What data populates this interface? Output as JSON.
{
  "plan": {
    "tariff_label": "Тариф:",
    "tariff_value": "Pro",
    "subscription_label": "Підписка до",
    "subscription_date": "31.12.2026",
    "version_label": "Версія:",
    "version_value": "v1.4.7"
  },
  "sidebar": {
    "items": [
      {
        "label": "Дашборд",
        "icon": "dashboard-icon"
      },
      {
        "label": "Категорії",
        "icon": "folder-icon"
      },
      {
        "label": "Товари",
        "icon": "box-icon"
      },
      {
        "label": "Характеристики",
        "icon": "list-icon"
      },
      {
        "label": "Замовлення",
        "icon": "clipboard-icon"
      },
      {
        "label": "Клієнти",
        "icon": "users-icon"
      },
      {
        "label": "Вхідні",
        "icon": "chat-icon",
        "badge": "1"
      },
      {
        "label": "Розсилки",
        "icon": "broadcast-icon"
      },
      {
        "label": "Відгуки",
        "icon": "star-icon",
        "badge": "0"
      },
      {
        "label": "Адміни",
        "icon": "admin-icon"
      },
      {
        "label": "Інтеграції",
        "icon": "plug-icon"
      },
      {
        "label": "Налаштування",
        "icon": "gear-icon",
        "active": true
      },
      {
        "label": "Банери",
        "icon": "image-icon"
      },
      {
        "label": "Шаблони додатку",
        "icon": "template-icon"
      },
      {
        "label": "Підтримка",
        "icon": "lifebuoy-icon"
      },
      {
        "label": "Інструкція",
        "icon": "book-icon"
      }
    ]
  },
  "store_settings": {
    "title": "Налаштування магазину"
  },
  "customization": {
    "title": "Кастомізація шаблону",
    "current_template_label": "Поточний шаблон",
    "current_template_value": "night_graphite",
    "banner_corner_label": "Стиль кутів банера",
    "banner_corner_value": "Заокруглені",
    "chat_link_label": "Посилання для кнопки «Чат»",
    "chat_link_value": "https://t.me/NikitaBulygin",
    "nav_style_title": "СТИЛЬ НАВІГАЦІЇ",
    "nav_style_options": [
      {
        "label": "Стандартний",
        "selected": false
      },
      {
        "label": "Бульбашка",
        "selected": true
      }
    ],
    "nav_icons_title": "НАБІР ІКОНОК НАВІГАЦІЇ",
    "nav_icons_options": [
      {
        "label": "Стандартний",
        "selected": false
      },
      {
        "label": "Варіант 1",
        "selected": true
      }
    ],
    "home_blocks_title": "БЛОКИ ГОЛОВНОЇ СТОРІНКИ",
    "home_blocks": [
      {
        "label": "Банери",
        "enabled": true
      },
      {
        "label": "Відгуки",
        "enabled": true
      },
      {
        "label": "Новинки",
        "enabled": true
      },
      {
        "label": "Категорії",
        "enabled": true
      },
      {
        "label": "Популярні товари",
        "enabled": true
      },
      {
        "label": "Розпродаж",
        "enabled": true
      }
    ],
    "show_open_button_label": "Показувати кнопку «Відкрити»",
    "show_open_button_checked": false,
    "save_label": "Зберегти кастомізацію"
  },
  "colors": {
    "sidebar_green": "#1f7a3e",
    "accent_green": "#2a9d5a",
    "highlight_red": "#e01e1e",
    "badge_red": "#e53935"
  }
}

====

> _Task requirements_
Make a tally of the lines in this data that include the string "НАВІГАЦІЇ", and answer with that tally alone.

> _Output for this task_
2